About this exercise: With the pictures left out, every record must be reproduced exactly.

>>>>

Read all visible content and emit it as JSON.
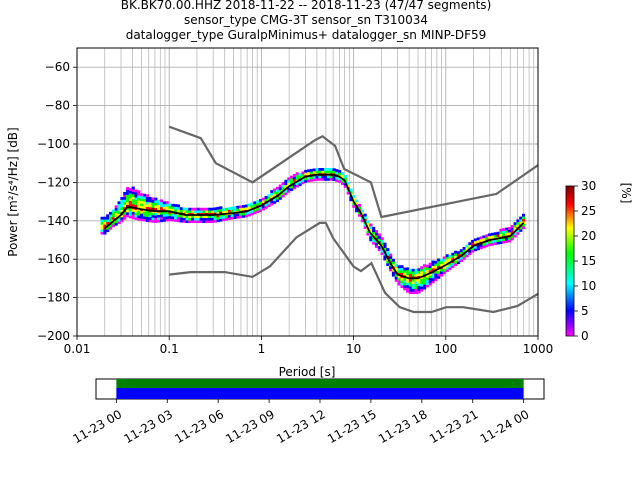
{
  "chart_data": {
    "type": "heatmap",
    "title_lines": [
      "BK.BK70.00.HHZ   2018-11-22 -- 2018-11-23  (47/47 segments)",
      "sensor_type CMG-3T sensor_sn T310034",
      "datalogger_type GuralpMinimus+ datalogger_sn MINP-DF59"
    ],
    "xlabel": "Period [s]",
    "ylabel": "Power [m²/s⁴/Hz] [dB]",
    "xscale": "log",
    "xlim": [
      0.01,
      1000
    ],
    "ylim": [
      -200,
      -50
    ],
    "xticks": [
      {
        "value": 0.01,
        "label": "0.01"
      },
      {
        "value": 0.1,
        "label": "0.1"
      },
      {
        "value": 1,
        "label": "1"
      },
      {
        "value": 10,
        "label": "10"
      },
      {
        "value": 100,
        "label": "100"
      },
      {
        "value": 1000,
        "label": "1000"
      }
    ],
    "yticks": [
      {
        "value": -60,
        "label": "−60"
      },
      {
        "value": -80,
        "label": "−80"
      },
      {
        "value": -100,
        "label": "−100"
      },
      {
        "value": -120,
        "label": "−120"
      },
      {
        "value": -140,
        "label": "−140"
      },
      {
        "value": -160,
        "label": "−160"
      },
      {
        "value": -180,
        "label": "−180"
      },
      {
        "value": -200,
        "label": "−200"
      }
    ],
    "grid": true,
    "colorbar": {
      "label": "[%]",
      "range": [
        0,
        30
      ],
      "ticks": [
        "0",
        "5",
        "10",
        "15",
        "20",
        "25",
        "30"
      ],
      "colormap": [
        "#ff00ff",
        "#0000ff",
        "#00ffff",
        "#00ff00",
        "#ffff00",
        "#ff0000",
        "#800000"
      ],
      "position": "right"
    },
    "noise_models": [
      {
        "id": "high_noise_model",
        "x": [
          0.1,
          0.22,
          0.32,
          0.8,
          3.8,
          4.6,
          6.3,
          7.9,
          15.4,
          20,
          354.8,
          1000
        ],
        "y": [
          -91,
          -97,
          -110,
          -120,
          -98,
          -96,
          -101,
          -113,
          -120,
          -138,
          -126,
          -111
        ]
      },
      {
        "id": "low_noise_model",
        "x": [
          0.1,
          0.17,
          0.4,
          0.8,
          1.24,
          2.4,
          4.3,
          5,
          6,
          10,
          12,
          15.6,
          21.9,
          31.6,
          45,
          70,
          101,
          154,
          328,
          600,
          1000
        ],
        "y": [
          -168,
          -166.7,
          -166.7,
          -169.2,
          -163.7,
          -148.6,
          -141.1,
          -141.1,
          -149,
          -163.8,
          -166.2,
          -162.1,
          -177.5,
          -185,
          -187.5,
          -187.5,
          -185,
          -185,
          -187.5,
          -184.4,
          -178
        ]
      }
    ],
    "mode_curve": {
      "x": [
        0.02,
        0.025,
        0.03,
        0.035,
        0.04,
        0.05,
        0.07,
        0.1,
        0.15,
        0.2,
        0.3,
        0.5,
        0.7,
        1,
        1.5,
        2,
        3,
        4,
        5,
        6,
        7,
        8,
        10,
        12,
        15,
        20,
        25,
        30,
        40,
        50,
        70,
        100,
        150,
        200,
        300,
        500,
        700
      ],
      "y": [
        -144,
        -140,
        -137,
        -133,
        -133,
        -134,
        -135,
        -135,
        -137,
        -137,
        -137,
        -136,
        -135,
        -132,
        -127,
        -122,
        -117,
        -116,
        -116,
        -116,
        -117,
        -119,
        -130,
        -136,
        -146,
        -153,
        -162,
        -168,
        -170,
        -170,
        -167,
        -163,
        -158,
        -153,
        -150,
        -148,
        -141
      ]
    },
    "psd_distribution": {
      "description_note": "colored probability density cells follow the mode curve with spread",
      "upper_spread": [
        6,
        6,
        8,
        10,
        10,
        8,
        6,
        4,
        3,
        3,
        3,
        3,
        3,
        3,
        4,
        4,
        3,
        3,
        3,
        3,
        3,
        3,
        3,
        3,
        4,
        4,
        4,
        4,
        5,
        5,
        5,
        4,
        3,
        3,
        3,
        4,
        4
      ],
      "lower_spread": [
        3,
        3,
        4,
        5,
        6,
        6,
        6,
        5,
        4,
        4,
        4,
        3,
        3,
        3,
        3,
        3,
        3,
        3,
        3,
        3,
        3,
        3,
        3,
        3,
        4,
        4,
        4,
        5,
        8,
        8,
        6,
        4,
        3,
        3,
        3,
        3,
        3
      ]
    },
    "time_coverage": {
      "tick_labels": [
        "11-23 00",
        "11-23 03",
        "11-23 06",
        "11-23 09",
        "11-23 12",
        "11-23 15",
        "11-23 18",
        "11-23 21",
        "11-24 00"
      ],
      "tick_hours": [
        0,
        3,
        6,
        9,
        12,
        15,
        18,
        21,
        24
      ],
      "range_hours": [
        -1.2,
        25.2
      ],
      "coverage_hours": [
        0,
        24
      ],
      "colors": [
        "#008000",
        "#0000ff"
      ]
    }
  }
}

<<<<

Result:
Read all visible content and emit it as JSON.
{
  "chart_data": {
    "type": "heatmap",
    "title_lines": [
      "BK.BK70.00.HHZ   2018-11-22 -- 2018-11-23  (47/47 segments)",
      "sensor_type CMG-3T sensor_sn T310034",
      "datalogger_type GuralpMinimus+ datalogger_sn MINP-DF59"
    ],
    "xlabel": "Period [s]",
    "ylabel": "Power [m²/s⁴/Hz] [dB]",
    "xscale": "log",
    "xlim": [
      0.01,
      1000
    ],
    "ylim": [
      -200,
      -50
    ],
    "xticks": [
      {
        "value": 0.01,
        "label": "0.01"
      },
      {
        "value": 0.1,
        "label": "0.1"
      },
      {
        "value": 1,
        "label": "1"
      },
      {
        "value": 10,
        "label": "10"
      },
      {
        "value": 100,
        "label": "100"
      },
      {
        "value": 1000,
        "label": "1000"
      }
    ],
    "yticks": [
      {
        "value": -60,
        "label": "−60"
      },
      {
        "value": -80,
        "label": "−80"
      },
      {
        "value": -100,
        "label": "−100"
      },
      {
        "value": -120,
        "label": "−120"
      },
      {
        "value": -140,
        "label": "−140"
      },
      {
        "value": -160,
        "label": "−160"
      },
      {
        "value": -180,
        "label": "−180"
      },
      {
        "value": -200,
        "label": "−200"
      }
    ],
    "grid": true,
    "colorbar": {
      "label": "[%]",
      "range": [
        0,
        30
      ],
      "ticks": [
        "0",
        "5",
        "10",
        "15",
        "20",
        "25",
        "30"
      ],
      "colormap": [
        "#ff00ff",
        "#0000ff",
        "#00ffff",
        "#00ff00",
        "#ffff00",
        "#ff0000",
        "#800000"
      ],
      "position": "right"
    },
    "noise_models": [
      {
        "id": "high_noise_model",
        "x": [
          0.1,
          0.22,
          0.32,
          0.8,
          3.8,
          4.6,
          6.3,
          7.9,
          15.4,
          20,
          354.8,
          1000
        ],
        "y": [
          -91,
          -97,
          -110,
          -120,
          -98,
          -96,
          -101,
          -113,
          -120,
          -138,
          -126,
          -111
        ]
      },
      {
        "id": "low_noise_model",
        "x": [
          0.1,
          0.17,
          0.4,
          0.8,
          1.24,
          2.4,
          4.3,
          5,
          6,
          10,
          12,
          15.6,
          21.9,
          31.6,
          45,
          70,
          101,
          154,
          328,
          600,
          1000
        ],
        "y": [
          -168,
          -166.7,
          -166.7,
          -169.2,
          -163.7,
          -148.6,
          -141.1,
          -141.1,
          -149,
          -163.8,
          -166.2,
          -162.1,
          -177.5,
          -185,
          -187.5,
          -187.5,
          -185,
          -185,
          -187.5,
          -184.4,
          -178
        ]
      }
    ],
    "mode_curve": {
      "x": [
        0.02,
        0.025,
        0.03,
        0.035,
        0.04,
        0.05,
        0.07,
        0.1,
        0.15,
        0.2,
        0.3,
        0.5,
        0.7,
        1,
        1.5,
        2,
        3,
        4,
        5,
        6,
        7,
        8,
        10,
        12,
        15,
        20,
        25,
        30,
        40,
        50,
        70,
        100,
        150,
        200,
        300,
        500,
        700
      ],
      "y": [
        -144,
        -140,
        -137,
        -133,
        -133,
        -134,
        -135,
        -135,
        -137,
        -137,
        -137,
        -136,
        -135,
        -132,
        -127,
        -122,
        -117,
        -116,
        -116,
        -116,
        -117,
        -119,
        -130,
        -136,
        -146,
        -153,
        -162,
        -168,
        -170,
        -170,
        -167,
        -163,
        -158,
        -153,
        -150,
        -148,
        -141
      ]
    },
    "psd_distribution": {
      "description_note": "colored probability density cells follow the mode curve with spread",
      "upper_spread": [
        6,
        6,
        8,
        10,
        10,
        8,
        6,
        4,
        3,
        3,
        3,
        3,
        3,
        3,
        4,
        4,
        3,
        3,
        3,
        3,
        3,
        3,
        3,
        3,
        4,
        4,
        4,
        4,
        5,
        5,
        5,
        4,
        3,
        3,
        3,
        4,
        4
      ],
      "lower_spread": [
        3,
        3,
        4,
        5,
        6,
        6,
        6,
        5,
        4,
        4,
        4,
        3,
        3,
        3,
        3,
        3,
        3,
        3,
        3,
        3,
        3,
        3,
        3,
        3,
        4,
        4,
        4,
        5,
        8,
        8,
        6,
        4,
        3,
        3,
        3,
        3,
        3
      ]
    },
    "time_coverage": {
      "tick_labels": [
        "11-23 00",
        "11-23 03",
        "11-23 06",
        "11-23 09",
        "11-23 12",
        "11-23 15",
        "11-23 18",
        "11-23 21",
        "11-24 00"
      ],
      "tick_hours": [
        0,
        3,
        6,
        9,
        12,
        15,
        18,
        21,
        24
      ],
      "range_hours": [
        -1.2,
        25.2
      ],
      "coverage_hours": [
        0,
        24
      ],
      "colors": [
        "#008000",
        "#0000ff"
      ]
    }
  }
}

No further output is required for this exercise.